Johan Harstad – Heterdaad

Heterdaad zit er bovenop, maar het verhaal eronder.

Roman over micro-verhalen rond een detective en een zee aan voetnoten.

Je hebt goede en slechte boeken, je hebt intrigerende en saaie boeken, je hebt ook boeken waarvan je je afvraagt of ze de draak steken met de lezer. De Noorse schrijver Johan Harstad maakte me vorig jaar met zijn Max, Mischa & het Tet-offensief erg gelukkig. De dikke pil die over een naar Amerika geëmigreerde Noorse schooljongen gaat, die toneelregisseur werd en al kris-krossend door het land zijn leven overdenkt, was net zo indrukwekkend als een Een klein leven van Hanya Yanagihara.

Ik keek dus ook reikhalzend uit naar zijn volgende boek, dat hij bijna tegelijkertijd schreef met zijn opus dat de Europese prijs voor literatuur won (de twee voorgaande romans, Buzz Aldrin, waar ben je gebleven? en Hässelby, het demonteren is begonnen heb ik gemist). Heterdaad bevat de verzamelde verhalen rondom detective Heterdaad, van de fictieve schrijver Frode Brandeggen, die debuteerde met het epos Konglomeratische adem, met maar liefst 2322 bladzijden. Niemand wilde het echter lezen omdat het te avant-gardistisch was en er niet doorheen te komen was. De uitgeverij vernietigde de boeken. Brandeggen besloot het daarom over een andere boeg te gooien: hij schreef de ultra-korte avonturen van Heterdaad volgens het principe van het Franse Movement artistique de banalisme, een literaire beweging gericht op ‘het vermoorden van de spanning’.

Wat er op neerkomt dat Heterdaad een misdaad ruikt, er heen gaat en de boosdoener op heterdaad betrapt: “Kip, ik heb je!”, waarna de crimineel zich onmiddellijk gewonnen geeft: “Heterdaad, je bent goed, te goed.” En dit in 15 verschillende varianten.

Deze verhalen zijn echter slechts de top van de ijsberg. Het grotere, onderwater liggende deel van de roman bevindt zich in de voetnoten, geplaatst in het tweede deel van het boek, geschreven door ene (fictieve) voetnoot-specialist Bruno Aigner. Hij voorziet de verhaaltjes van commentaar en uitleg, waarin hij steeds meer vrijheid neemt en wegen inslaat die ons steeds verder weg drijven van Heterdaad, soms diep de film- en literaire wereld in, soms diep de lariekoek in, omdat Aigner zich niet altijd bij de feiten houdt en er soms op los fantaseert, zoals over zijn reis naar Australië. De lengte variëert van een eenvoudig “Hm”, tot pagina’s lange verhandelingen.

Voetnoten-romans, hoe intelligent of amusant ze ook kunnen zijn, zijn een nachtmerrie voor de serieuze lezer, vooral wanneer de voetnoten achterin het boek staan en je constant bezig bent van voor naar achteren te bladeren. De roman is dan ook absoluut niet geschikt als e-boek.

----

◆ Opdrachten
[1] Beantwoord over de boekbespreking:
(a) Hoeveel bladzijden telde het debuut Konglomeratische adem?
(b) Wie schreef de voetnoten in het tweede deel van het boek?
(c) In hoeveel varianten wordt de misdaad van Heterdaad opgelost?
[2] Herschrijf in de records de regels vanaf het begin tot en met de regel met "The bit sequence 57 is at (356, 482).", waarbij je "converter" vervangt door "transformer" en verder niets wijzigt. Neem de afbeeldingen niet op in je antwoord.
De records houden geen verband met de boekbespreking.

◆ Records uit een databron
----

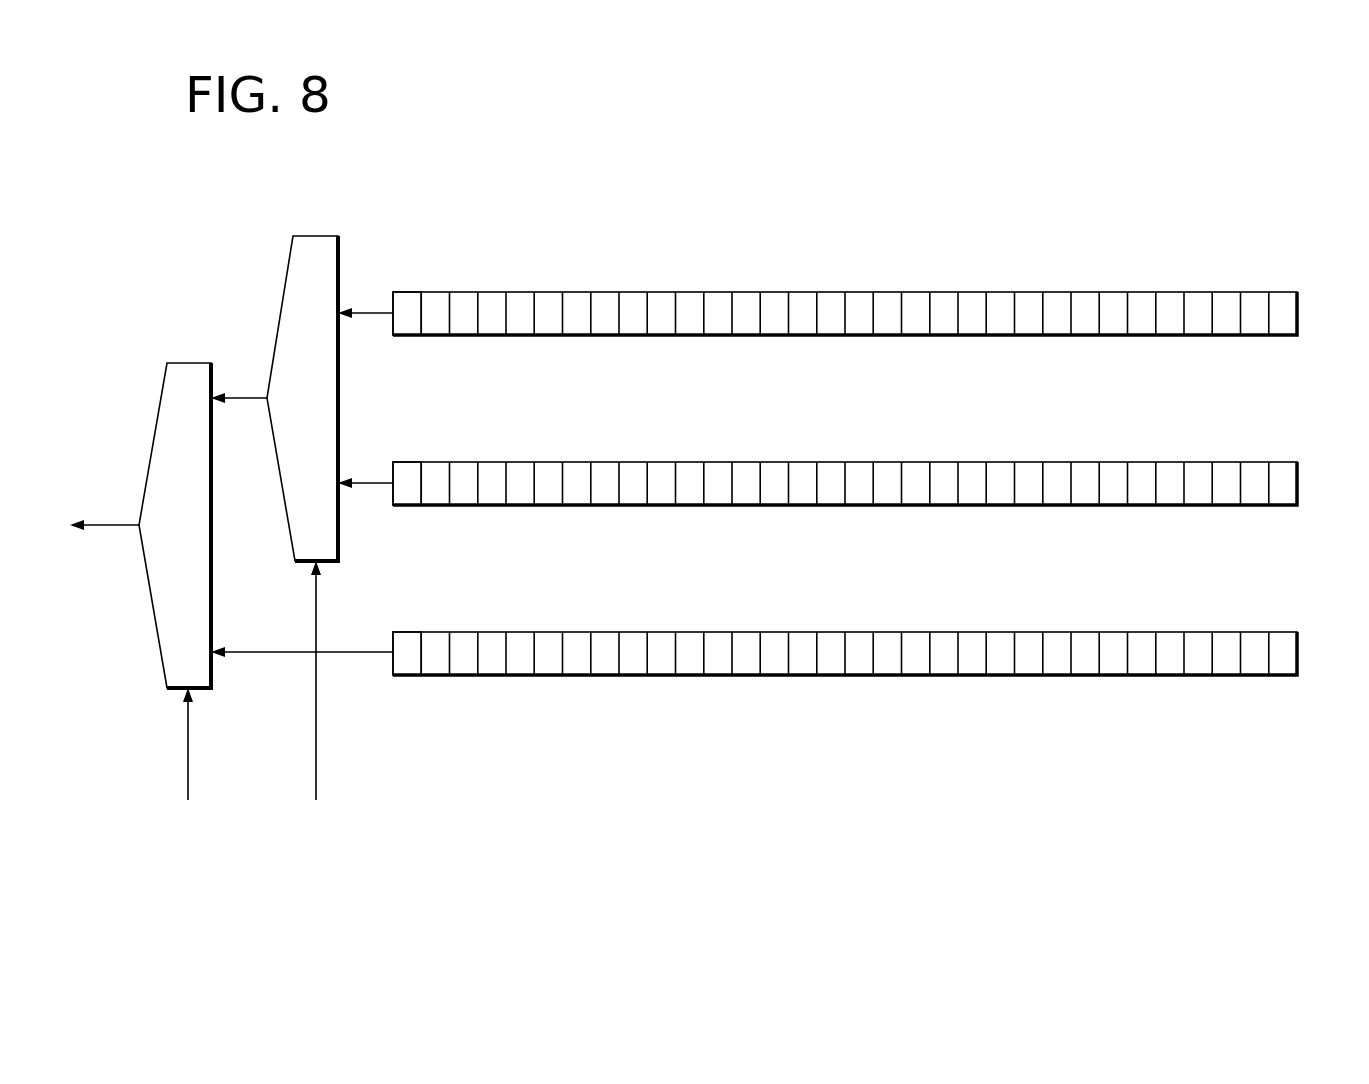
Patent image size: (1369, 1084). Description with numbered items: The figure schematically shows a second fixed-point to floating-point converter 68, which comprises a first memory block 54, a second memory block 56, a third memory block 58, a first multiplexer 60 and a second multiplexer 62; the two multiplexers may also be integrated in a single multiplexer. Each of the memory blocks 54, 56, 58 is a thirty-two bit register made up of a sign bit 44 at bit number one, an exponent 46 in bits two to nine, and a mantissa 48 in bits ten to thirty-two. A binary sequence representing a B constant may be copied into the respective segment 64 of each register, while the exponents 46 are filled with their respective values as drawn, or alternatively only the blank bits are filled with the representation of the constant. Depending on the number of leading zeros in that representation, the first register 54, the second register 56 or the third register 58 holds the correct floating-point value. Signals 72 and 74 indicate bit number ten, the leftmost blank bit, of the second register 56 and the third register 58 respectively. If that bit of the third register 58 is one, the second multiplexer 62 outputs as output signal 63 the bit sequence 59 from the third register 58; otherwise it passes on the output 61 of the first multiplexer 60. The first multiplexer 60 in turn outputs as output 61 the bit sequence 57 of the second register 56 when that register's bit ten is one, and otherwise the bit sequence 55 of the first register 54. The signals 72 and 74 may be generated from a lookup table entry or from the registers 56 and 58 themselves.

The sign bit 44 is at (405, 338).
The exponent 46 is at (648, 348).
The mantissa 48 is at (650, 348).
The first memory block 54 is at (1298, 313).
The bit sequence 55 is at (356, 312).
The second memory block 56 is at (1298, 483).
The bit sequence 57 is at (356, 482).
The third memory block 58 is at (1298, 653).
The bit sequence 59 is at (344, 651).
The first multiplexer 60 is at (317, 235).
The output 61 is at (242, 397).
The second multiplexer 62 is at (187, 362).
The output signal 63 is at (116, 523).
The segment 64 is at (565, 278).
The second fixed-point to floating-point converter 68 is at (555, 198).
The signal 72 is at (315, 758).
The signal 74 is at (187, 758).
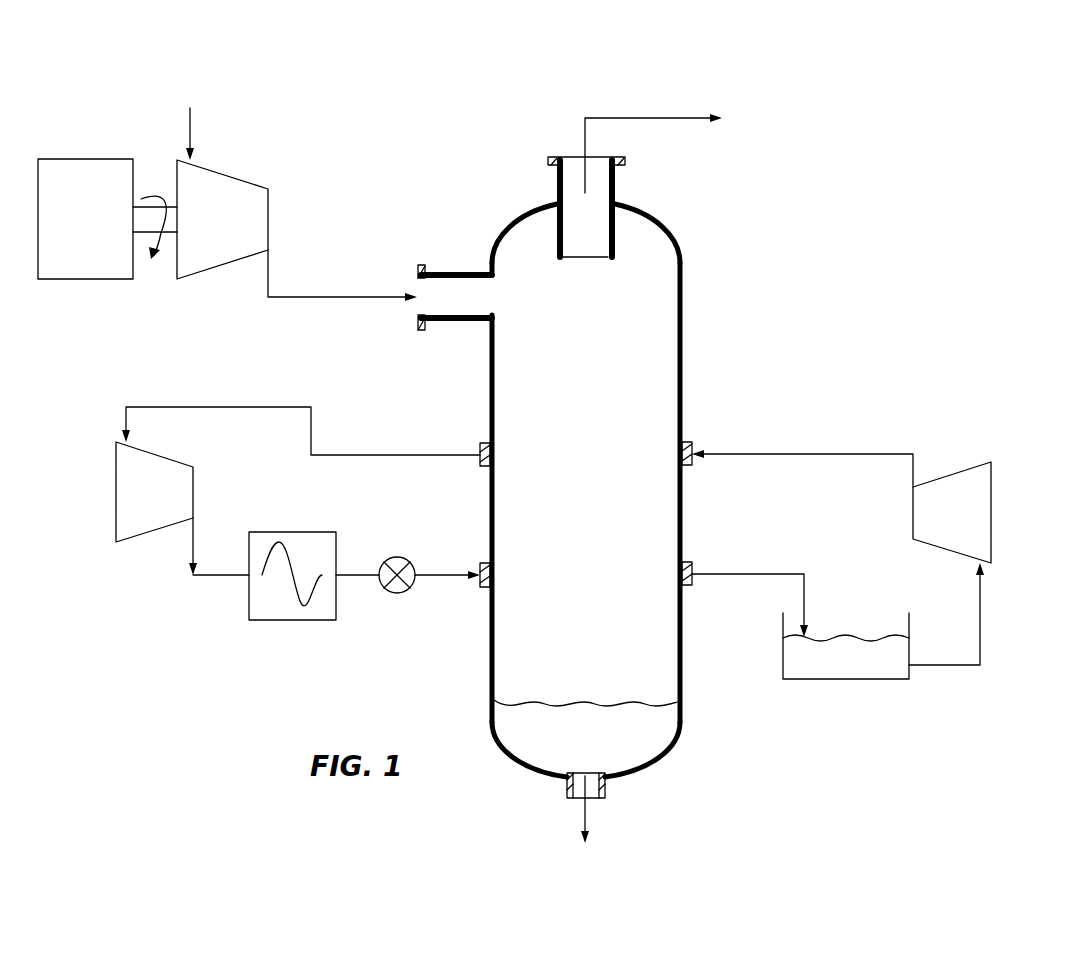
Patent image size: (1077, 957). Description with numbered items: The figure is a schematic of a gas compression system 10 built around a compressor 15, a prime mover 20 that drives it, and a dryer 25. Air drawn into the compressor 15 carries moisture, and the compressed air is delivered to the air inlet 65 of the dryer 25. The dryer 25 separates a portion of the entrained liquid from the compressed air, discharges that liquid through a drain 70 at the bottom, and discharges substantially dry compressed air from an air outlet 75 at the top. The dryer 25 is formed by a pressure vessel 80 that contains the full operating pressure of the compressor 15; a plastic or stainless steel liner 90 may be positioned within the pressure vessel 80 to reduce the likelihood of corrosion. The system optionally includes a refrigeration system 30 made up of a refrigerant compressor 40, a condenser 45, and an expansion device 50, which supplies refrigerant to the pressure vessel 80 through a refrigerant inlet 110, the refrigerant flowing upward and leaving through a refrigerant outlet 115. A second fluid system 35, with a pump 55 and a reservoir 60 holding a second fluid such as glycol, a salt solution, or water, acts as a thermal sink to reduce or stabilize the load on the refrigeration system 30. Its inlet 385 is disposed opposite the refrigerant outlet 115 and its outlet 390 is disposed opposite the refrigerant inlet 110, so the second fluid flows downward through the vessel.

The gas compression system 10 is at (847, 126).
The compressor 15 is at (232, 176).
The prime mover 20 is at (72, 279).
The dryer 25 is at (603, 478).
The refrigeration system 30 is at (271, 548).
The second fluid system 35 is at (874, 560).
The refrigerant compressor 40 is at (116, 490).
The condenser 45 is at (311, 620).
The expansion device 50 is at (396, 593).
The pump 55 is at (992, 505).
The reservoir 60 is at (846, 679).
The air inlet 65 is at (448, 270).
The drain 70 is at (608, 787).
The air outlet 75 is at (557, 187).
The pressure vessel 80 is at (683, 672).
The liner 90 is at (677, 427).
The refrigerant inlet 110 is at (485, 562).
The refrigerant outlet 115 is at (485, 442).
The inlet 385 is at (686, 440).
The outlet 390 is at (686, 560).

----

◆ Uitwerkingen per opdracht
[1]
(a) 2322 bladzijden.
(b) De fictieve voetnoot-specialist Bruno Aigner.
(c) In 15 varianten.

[2]
Patent image size: (1369, 1084). Description with numbered items: The figure schematically shows a second fixed-point to floating-point transformer 68, which comprises a first memory block 54, a second memory block 56, a third memory block 58, a first multiplexer 60 and a second multiplexer 62; the two multiplexers may also be integrated in a single multiplexer. Each of the memory blocks 54, 56, 58 is a thirty-two bit register made up of a sign bit 44 at bit number one, an exponent 46 in bits two to nine, and a mantissa 48 in bits ten to thirty-two. A binary sequence representing a B constant may be copied into the respective segment 64 of each register, while the exponents 46 are filled with their respective values as drawn, or alternatively only the blank bits are filled with the representation of the constant. Depending on the number of leading zeros in that representation, the first register 54, the second register 56 or the third register 58 holds the correct floating-point value. Signals 72 and 74 indicate bit number ten, the leftmost blank bit, of the second register 56 and the third register 58 respectively. If that bit of the third register 58 is one, the second multiplexer 62 outputs as output signal 63 the bit sequence 59 from the third register 58; otherwise it passes on the output 61 of the first multiplexer 60. The first multiplexer 60 in turn outputs as output 61 the bit sequence 57 of the second register 56 when that register's bit ten is one, and otherwise the bit sequence 55 of the first register 54. The signals 72 and 74 may be generated from a lookup table entry or from the registers 56 and 58 themselves.

The sign bit 44 is at (405, 338).
The exponent 46 is at (648, 348).
The mantissa 48 is at (650, 348).
The first memory block 54 is at (1298, 313).
The bit sequence 55 is at (356, 312).
The second memory block 56 is at (1298, 483).
The bit sequence 57 is at (356, 482).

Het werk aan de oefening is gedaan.